— BEGIN MATERIAL —
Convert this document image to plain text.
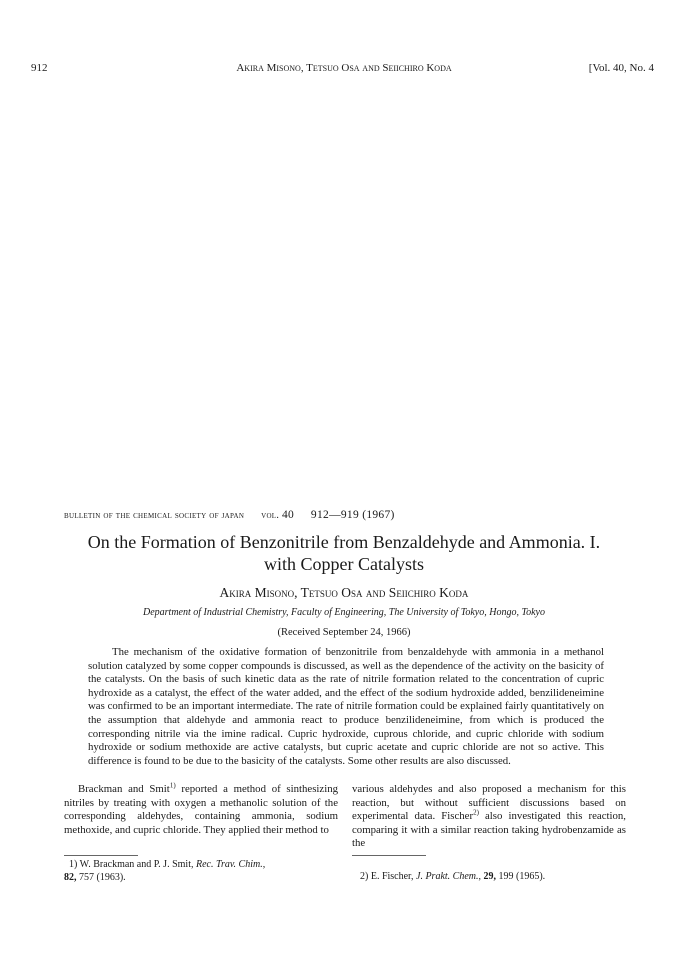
912	Akira Misono, Tetsuo Osa and Seiichiro Koda	[Vol. 40, No. 4
bulletin of the chemical society of japan vol. 40 912—919 (1967)
On the Formation of Benzonitrile from Benzaldehyde and Ammonia. I.
with Copper Catalysts
Akira Misono, Tetsuo Osa and Seiichiro Koda
Department of Industrial Chemistry, Faculty of Engineering, The University of Tokyo, Hongo, Tokyo
(Received September 24, 1966)

The mechanism of the oxidative formation of benzonitrile from benzaldehyde with ammonia in a methanol solution catalyzed by some copper compounds is discussed, as well as the dependence of the activity on the basicity of the catalysts. On the basis of such kinetic data as the rate of nitrile formation related to the concentration of cupric hydroxide as a catalyst, the effect of the water added, and the effect of the sodium hydroxide added, benzilideneimine was confirmed to be an important intermediate. The rate of nitrile formation could be explained fairly quantitatively on the assumption that aldehyde and ammonia react to produce benzilideneimine, from which is produced the corresponding nitrile via the imine radical. Cupric hydroxide, cuprous chloride, and cupric chloride with sodium hydroxide or sodium methoxide are active catalysts, but cupric acetate and cupric chloride are not so active. This difference is found to be due to the basicity of the catalysts. Some other results are also discussed.

Brackman and Smit$^{1)}$ reported a method of sinthesizing nitriles by treating with oxygen a methanolic solution of the corresponding aldehydes, containing ammonia, sodium methoxide, and cupric chloride. They applied their method to

various aldehydes and also proposed a mechanism for this reaction, but without sufficient discussions based on experimental data. Fischer$^{2)}$ also investigated this reaction, comparing it with a similar reaction taking hydrobenzamide as the

1) W. Brackman and P. J. Smit, Rec. Trav. Chim.,
82, 757 (1963).	2) E. Fischer, J. Prakt. Chem., 29, 199 (1965).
— END MATERIAL —
Reproduce every line precisely as given, omitting all pictures.

Convert this document image to plain text.
912	Akira Misono, Tetsuo Osa and Seiichiro Koda	[Vol. 40, No. 4
bulletin of the chemical society of japan vol. 40 912—919 (1967)
On the Formation of Benzonitrile from Benzaldehyde and Ammonia. I.
with Copper Catalysts
Akira Misono, Tetsuo Osa and Seiichiro Koda
Department of Industrial Chemistry, Faculty of Engineering, The University of Tokyo, Hongo, Tokyo
(Received September 24, 1966)

The mechanism of the oxidative formation of benzonitrile from benzaldehyde with ammonia in a methanol solution catalyzed by some copper compounds is discussed, as well as the dependence of the activity on the basicity of the catalysts. On the basis of such kinetic data as the rate of nitrile formation related to the concentration of cupric hydroxide as a catalyst, the effect of the water added, and the effect of the sodium hydroxide added, benzilideneimine was confirmed to be an important intermediate. The rate of nitrile formation could be explained fairly quantitatively on the assumption that aldehyde and ammonia react to produce benzilideneimine, from which is produced the corresponding nitrile via the imine radical. Cupric hydroxide, cuprous chloride, and cupric chloride with sodium hydroxide or sodium methoxide are active catalysts, but cupric acetate and cupric chloride are not so active. This difference is found to be due to the basicity of the catalysts. Some other results are also discussed.

Brackman and Smit$^{1)}$ reported a method of sinthesizing nitriles by treating with oxygen a methanolic solution of the corresponding aldehydes, containing ammonia, sodium methoxide, and cupric chloride. They applied their method to

various aldehydes and also proposed a mechanism for this reaction, but without sufficient discussions based on experimental data. Fischer$^{2)}$ also investigated this reaction, comparing it with a similar reaction taking hydrobenzamide as the

1) W. Brackman and P. J. Smit, Rec. Trav. Chim.,
82, 757 (1963).	2) E. Fischer, J. Prakt. Chem., 29, 199 (1965).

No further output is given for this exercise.